▶ Testo dell'esercizio:
═══

A ciascuno il suo

a-ciascuno-il-suo-200A ciascuno il suo (1967)
Regia: Elio Petri
Sceneggiatura: Elio Petri, Ugo Pirro
Fotografia: Luigi Kuveiller
Montaggio: Ruggero Mastroianni
Musica: Luis Enrique Bacalov

Uscito nel 1967, il film segna l’inizio del fortunato sodalizio artistico fra Elio Petri, regista, Ugo Pirro, sceneggiatore, e Gian Maria Volonté, interprete. Presentato alla 20º edizione del Festival di Cannes, il film conquistò il premio per la migliore sceneggiatura, andando a trionfare ai Nastri d’argento 1968, con quattro premi vinti: regista del miglior film, migliore sceneggiatura, miglior attore protagonista (Gian Maria Volonté) e miglior attore non protagonista (Gabriele Ferzetti).
In Sicilia ammazzano un dongiovanni di paese. La polizia liquida la faccenda come un delitto passionale. Ma un professore scopre lo zampino della mafia. Indaga, ma l’onorata società viene a saperlo e lo elimina. Uno dei primi film di argomento (serio) mafioso e il primo Sciascia ad essere portato al cinema.

═══

▶ Estratti da un dataset:
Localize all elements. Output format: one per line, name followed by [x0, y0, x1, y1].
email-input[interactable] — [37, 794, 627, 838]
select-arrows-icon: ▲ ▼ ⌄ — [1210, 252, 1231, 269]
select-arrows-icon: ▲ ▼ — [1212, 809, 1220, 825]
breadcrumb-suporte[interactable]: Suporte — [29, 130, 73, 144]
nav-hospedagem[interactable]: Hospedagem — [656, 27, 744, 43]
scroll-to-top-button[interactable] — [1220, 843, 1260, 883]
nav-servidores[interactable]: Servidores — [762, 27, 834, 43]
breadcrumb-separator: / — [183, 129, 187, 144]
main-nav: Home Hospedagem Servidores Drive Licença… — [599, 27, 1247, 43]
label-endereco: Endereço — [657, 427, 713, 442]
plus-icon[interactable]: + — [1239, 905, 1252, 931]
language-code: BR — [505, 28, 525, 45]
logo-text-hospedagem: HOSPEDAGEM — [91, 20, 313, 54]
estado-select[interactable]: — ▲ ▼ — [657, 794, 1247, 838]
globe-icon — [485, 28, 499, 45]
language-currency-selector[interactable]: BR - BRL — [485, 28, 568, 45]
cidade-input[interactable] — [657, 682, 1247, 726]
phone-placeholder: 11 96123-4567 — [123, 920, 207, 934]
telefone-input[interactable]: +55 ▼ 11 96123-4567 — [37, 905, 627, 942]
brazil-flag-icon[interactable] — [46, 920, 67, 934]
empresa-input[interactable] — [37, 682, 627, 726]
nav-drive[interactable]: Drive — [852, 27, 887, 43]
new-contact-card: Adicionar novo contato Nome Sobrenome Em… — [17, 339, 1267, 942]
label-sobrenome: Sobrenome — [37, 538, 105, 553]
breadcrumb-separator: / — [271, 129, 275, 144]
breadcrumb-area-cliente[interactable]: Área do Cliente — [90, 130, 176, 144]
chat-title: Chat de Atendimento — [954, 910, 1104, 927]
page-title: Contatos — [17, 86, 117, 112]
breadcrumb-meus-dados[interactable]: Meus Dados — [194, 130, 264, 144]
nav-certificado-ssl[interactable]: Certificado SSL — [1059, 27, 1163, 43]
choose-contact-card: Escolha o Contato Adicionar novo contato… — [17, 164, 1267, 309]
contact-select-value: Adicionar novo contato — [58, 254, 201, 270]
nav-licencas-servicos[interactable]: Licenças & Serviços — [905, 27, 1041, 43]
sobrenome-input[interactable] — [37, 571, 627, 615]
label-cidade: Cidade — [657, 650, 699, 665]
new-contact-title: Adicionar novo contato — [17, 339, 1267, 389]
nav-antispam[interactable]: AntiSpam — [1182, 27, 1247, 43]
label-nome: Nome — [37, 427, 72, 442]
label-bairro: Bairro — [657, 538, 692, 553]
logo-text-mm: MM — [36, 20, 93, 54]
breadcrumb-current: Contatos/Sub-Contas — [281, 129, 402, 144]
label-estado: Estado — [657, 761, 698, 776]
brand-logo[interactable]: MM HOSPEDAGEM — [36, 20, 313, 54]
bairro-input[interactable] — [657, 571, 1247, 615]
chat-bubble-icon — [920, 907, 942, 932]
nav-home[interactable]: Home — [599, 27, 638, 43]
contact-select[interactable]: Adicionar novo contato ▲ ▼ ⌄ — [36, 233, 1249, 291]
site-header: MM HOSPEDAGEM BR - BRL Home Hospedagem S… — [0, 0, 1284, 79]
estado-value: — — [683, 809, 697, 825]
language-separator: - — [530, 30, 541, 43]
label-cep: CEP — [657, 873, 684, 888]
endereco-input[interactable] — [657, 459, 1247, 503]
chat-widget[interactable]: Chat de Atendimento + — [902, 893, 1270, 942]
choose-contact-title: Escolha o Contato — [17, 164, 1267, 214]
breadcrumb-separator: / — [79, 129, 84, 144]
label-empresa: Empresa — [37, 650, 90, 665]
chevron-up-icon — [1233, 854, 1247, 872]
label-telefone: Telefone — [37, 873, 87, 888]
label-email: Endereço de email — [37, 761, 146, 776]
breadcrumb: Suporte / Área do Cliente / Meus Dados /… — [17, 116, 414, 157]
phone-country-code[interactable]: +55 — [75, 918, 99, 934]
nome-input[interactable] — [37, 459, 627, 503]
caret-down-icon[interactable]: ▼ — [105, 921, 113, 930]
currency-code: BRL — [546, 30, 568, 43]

═══

▶ Lavoro richiesto: Ricopia fedelmente il passo della scheda sul film "A ciascuno il suo" da "Uscito nel 1967, il film" a "protagonista (Gabriele Ferzetti).".

▶ Risposta al compito:
Uscito nel 1967, il film segna l’inizio del fortunato sodalizio artistico fra Elio Petri, regista, Ugo Pirro, sceneggiatore, e Gian Maria Volonté, interprete. Presentato alla 20º edizione del Festival di Cannes, il film conquistò il premio per la migliore sceneggiatura, andando a trionfare ai Nastri d’argento 1968, con quattro premi vinti: regista del miglior film, migliore sceneggiatura, miglior attore protagonista (Gian Maria Volonté) e miglior attore non protagonista (Gabriele Ferzetti).